## TASK DETAILS
Work out how many lines of the listing hold "Profit", then state only that count.

## INPUT FOR THIS TASK
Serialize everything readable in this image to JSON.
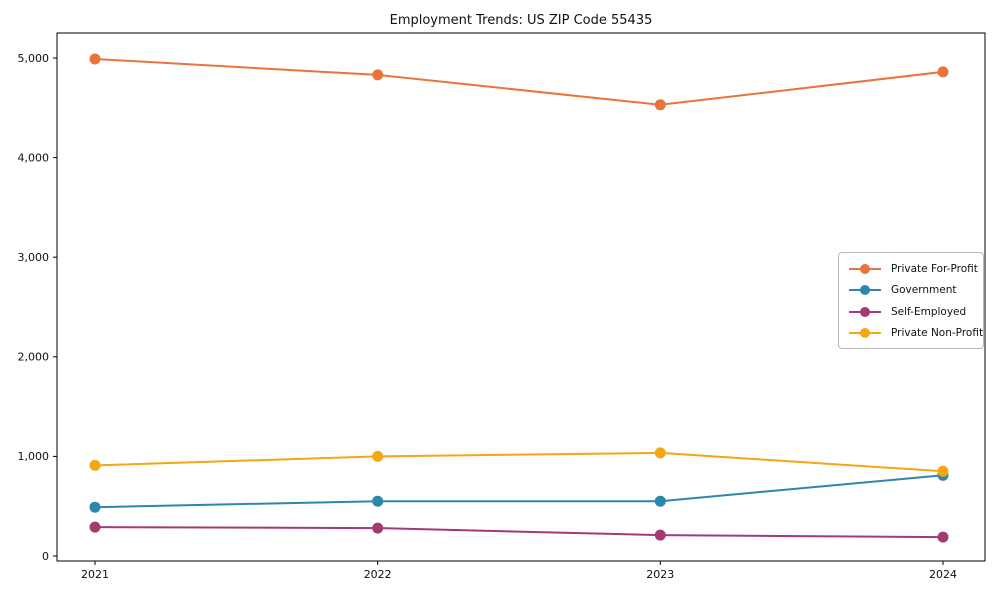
{
  "title": "Employment Trends: US ZIP Code 55435",
  "colors": {
    "axis": "#000000",
    "text": "#111111",
    "legend_border": "#b7b7b7",
    "background": "#ffffff"
  },
  "chart_data": {
    "type": "line",
    "title": "Employment Trends: US ZIP Code 55435",
    "xlabel": "",
    "ylabel": "",
    "x": [
      2021,
      2022,
      2023,
      2024
    ],
    "x_tick_labels": [
      "2021",
      "2022",
      "2023",
      "2024"
    ],
    "y_ticks": [
      0,
      1000,
      2000,
      3000,
      4000,
      5000
    ],
    "y_tick_labels": [
      "0",
      "1,000",
      "2,000",
      "3,000",
      "4,000",
      "5,000"
    ],
    "ylim": [
      0,
      5000
    ],
    "grid": false,
    "marker": "circle",
    "legend_position": "right-middle",
    "series": [
      {
        "name": "Private For-Profit",
        "color": "#E8743B",
        "values": [
          4990,
          4830,
          4530,
          4860
        ]
      },
      {
        "name": "Government",
        "color": "#2E86AB",
        "values": [
          490,
          550,
          550,
          810
        ]
      },
      {
        "name": "Self-Employed",
        "color": "#A23B72",
        "values": [
          290,
          280,
          210,
          190
        ]
      },
      {
        "name": "Private Non-Profit",
        "color": "#F3A712",
        "values": [
          910,
          1000,
          1035,
          850
        ]
      }
    ]
  }
}
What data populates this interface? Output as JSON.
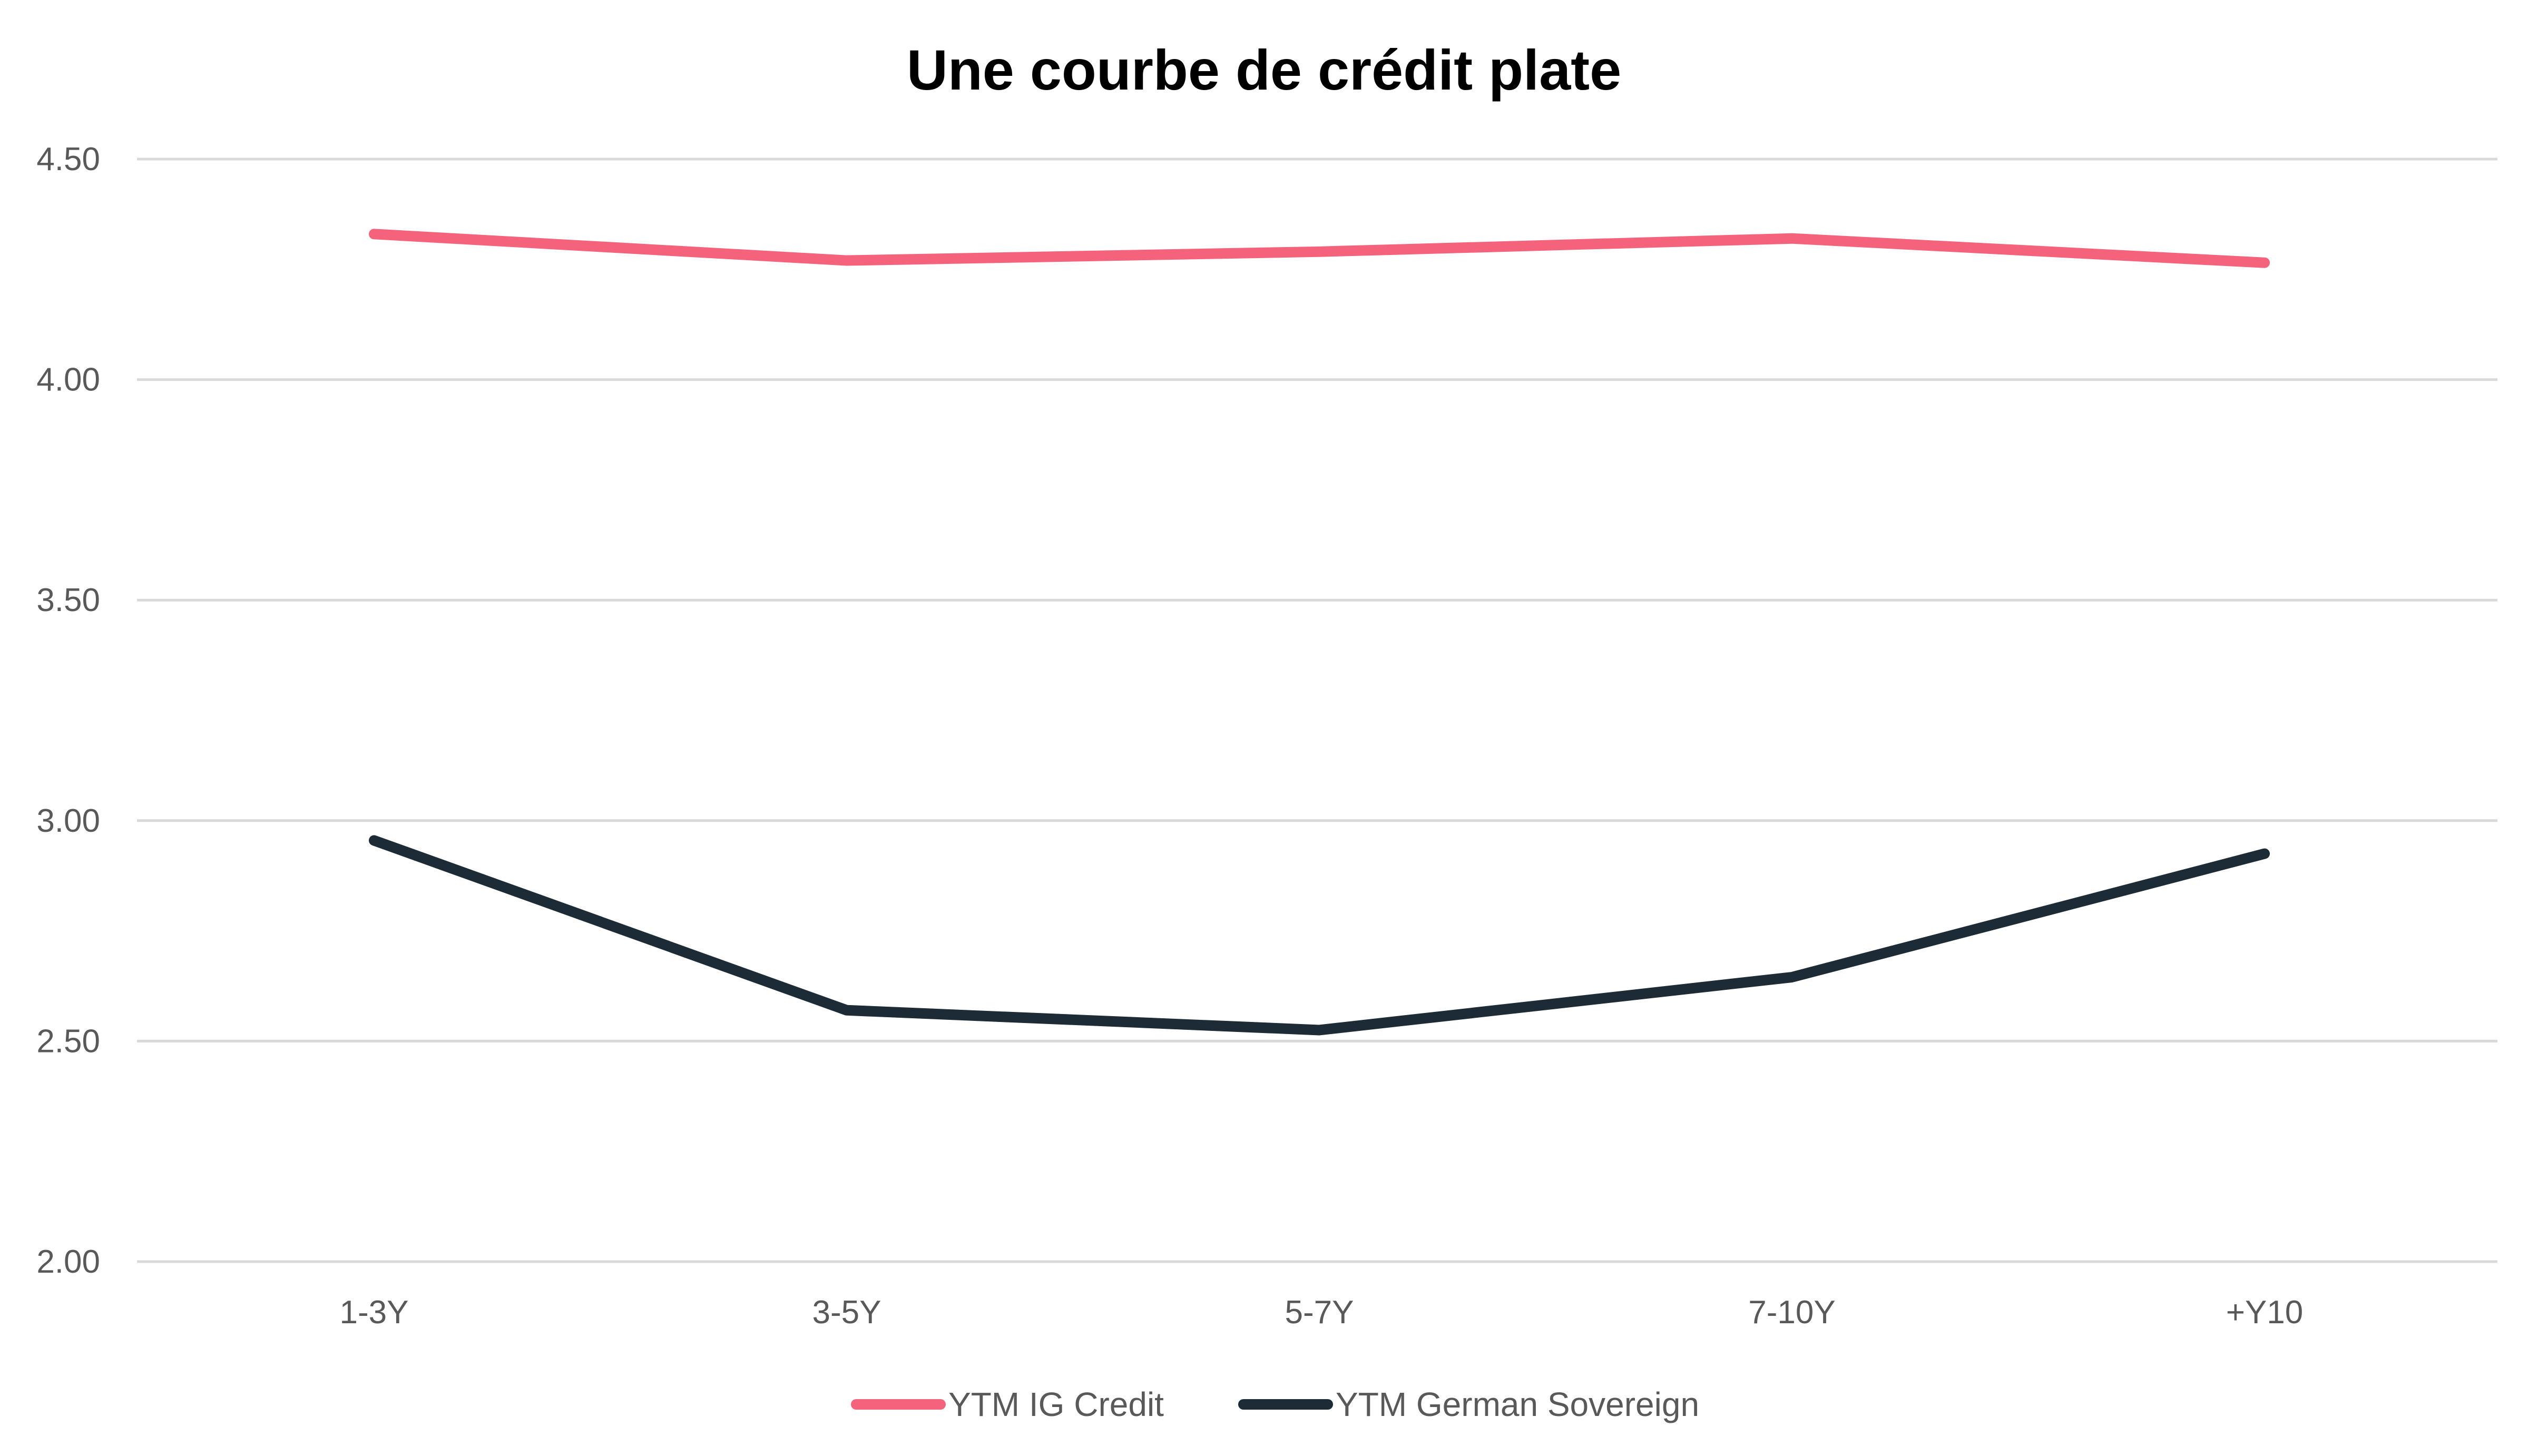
{
  "chart_data": {
    "type": "line",
    "title": "Une courbe de crédit plate",
    "xlabel": "",
    "ylabel": "",
    "categories": [
      "1-3Y",
      "3-5Y",
      "5-7Y",
      "7-10Y",
      "+Y10"
    ],
    "ylim": [
      2.0,
      4.5
    ],
    "yticks": [
      "2.00",
      "2.50",
      "3.00",
      "3.50",
      "4.00",
      "4.50"
    ],
    "grid": true,
    "legend_position": "bottom",
    "series": [
      {
        "name": "YTM IG Credit",
        "color": "#f4627c",
        "values": [
          4.33,
          4.27,
          4.29,
          4.32,
          4.265
        ]
      },
      {
        "name": "YTM German Sovereign",
        "color": "#1c2b35",
        "values": [
          2.955,
          2.57,
          2.525,
          2.645,
          2.925
        ]
      }
    ]
  }
}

## FINISHED ANSWER
2